**Aim of the exercise:**
Among the entries, which lines carry the string "přizpůsobení"? Copy each of them.

**Extracted material:**
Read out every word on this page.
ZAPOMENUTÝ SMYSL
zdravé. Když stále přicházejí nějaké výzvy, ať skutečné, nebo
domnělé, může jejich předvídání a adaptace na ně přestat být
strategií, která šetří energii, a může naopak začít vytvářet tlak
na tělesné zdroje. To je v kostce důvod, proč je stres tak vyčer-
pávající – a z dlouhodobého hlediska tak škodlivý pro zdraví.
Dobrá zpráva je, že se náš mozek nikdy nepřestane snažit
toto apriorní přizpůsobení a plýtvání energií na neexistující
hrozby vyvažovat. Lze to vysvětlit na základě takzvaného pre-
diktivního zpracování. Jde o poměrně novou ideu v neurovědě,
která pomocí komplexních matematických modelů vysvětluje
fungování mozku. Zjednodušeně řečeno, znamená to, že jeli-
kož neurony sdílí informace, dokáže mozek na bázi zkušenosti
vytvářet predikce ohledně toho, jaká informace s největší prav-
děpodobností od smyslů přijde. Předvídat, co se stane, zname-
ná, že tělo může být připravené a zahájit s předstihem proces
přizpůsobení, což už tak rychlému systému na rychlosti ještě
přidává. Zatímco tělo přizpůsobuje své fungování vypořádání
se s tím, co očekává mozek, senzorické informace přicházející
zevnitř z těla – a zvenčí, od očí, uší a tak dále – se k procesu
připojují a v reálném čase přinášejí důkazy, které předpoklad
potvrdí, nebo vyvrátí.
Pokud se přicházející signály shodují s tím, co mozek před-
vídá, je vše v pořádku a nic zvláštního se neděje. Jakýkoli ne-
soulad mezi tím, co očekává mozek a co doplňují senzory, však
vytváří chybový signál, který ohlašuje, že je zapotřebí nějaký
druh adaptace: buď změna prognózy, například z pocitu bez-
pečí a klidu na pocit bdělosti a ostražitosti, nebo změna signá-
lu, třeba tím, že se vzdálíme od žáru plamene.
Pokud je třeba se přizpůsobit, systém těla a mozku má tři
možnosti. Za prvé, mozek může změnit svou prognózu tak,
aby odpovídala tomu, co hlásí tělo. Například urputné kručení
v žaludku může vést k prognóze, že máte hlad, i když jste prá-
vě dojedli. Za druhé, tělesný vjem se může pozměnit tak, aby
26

--

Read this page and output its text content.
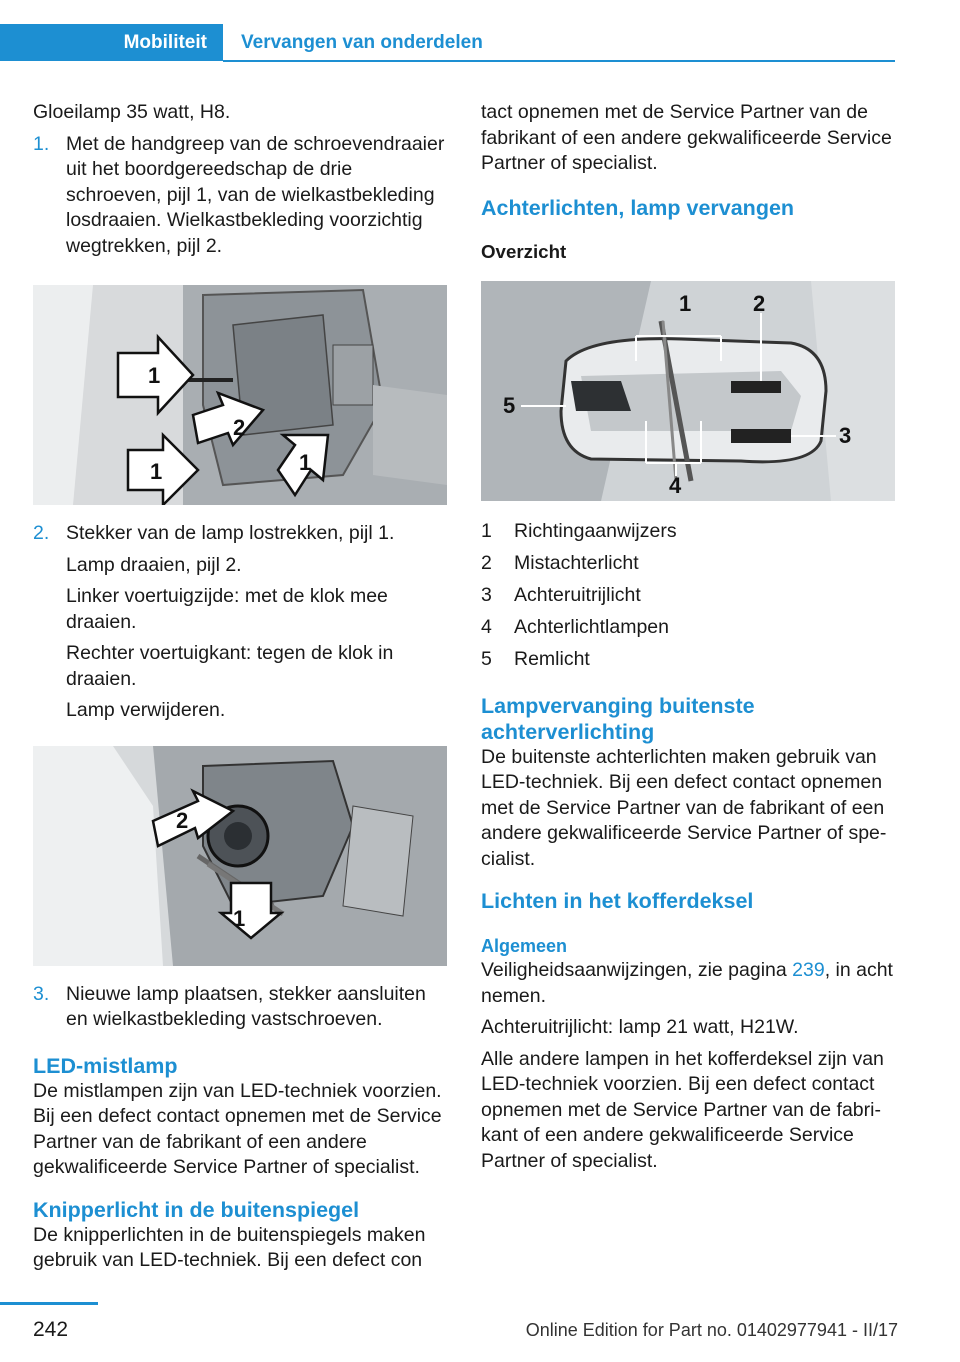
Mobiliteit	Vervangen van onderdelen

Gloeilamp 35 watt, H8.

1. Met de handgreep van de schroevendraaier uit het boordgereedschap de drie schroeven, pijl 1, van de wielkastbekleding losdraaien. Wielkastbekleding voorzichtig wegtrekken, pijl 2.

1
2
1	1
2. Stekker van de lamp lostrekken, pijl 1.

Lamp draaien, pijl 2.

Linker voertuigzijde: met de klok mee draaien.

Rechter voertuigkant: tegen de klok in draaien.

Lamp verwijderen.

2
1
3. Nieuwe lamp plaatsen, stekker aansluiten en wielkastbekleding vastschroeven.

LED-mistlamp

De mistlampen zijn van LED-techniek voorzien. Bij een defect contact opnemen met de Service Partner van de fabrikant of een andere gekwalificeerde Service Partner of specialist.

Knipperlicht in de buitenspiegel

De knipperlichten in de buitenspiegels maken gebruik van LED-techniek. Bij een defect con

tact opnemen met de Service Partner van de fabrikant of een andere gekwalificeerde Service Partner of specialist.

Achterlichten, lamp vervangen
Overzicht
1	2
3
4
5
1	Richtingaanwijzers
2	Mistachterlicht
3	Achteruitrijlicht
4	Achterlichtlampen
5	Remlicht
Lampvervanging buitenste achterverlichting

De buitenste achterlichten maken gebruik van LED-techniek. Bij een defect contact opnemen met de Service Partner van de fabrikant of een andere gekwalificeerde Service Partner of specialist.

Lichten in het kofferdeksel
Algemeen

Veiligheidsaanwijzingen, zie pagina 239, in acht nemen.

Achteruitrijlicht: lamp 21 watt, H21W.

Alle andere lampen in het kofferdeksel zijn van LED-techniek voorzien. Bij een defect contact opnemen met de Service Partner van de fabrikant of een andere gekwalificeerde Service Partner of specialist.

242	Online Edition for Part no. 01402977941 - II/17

**Final answer:**
toto apriorní přizpůsobení a plýtvání energií na neexistující
přizpůsobení, což už tak rychlému systému na rychlosti ještě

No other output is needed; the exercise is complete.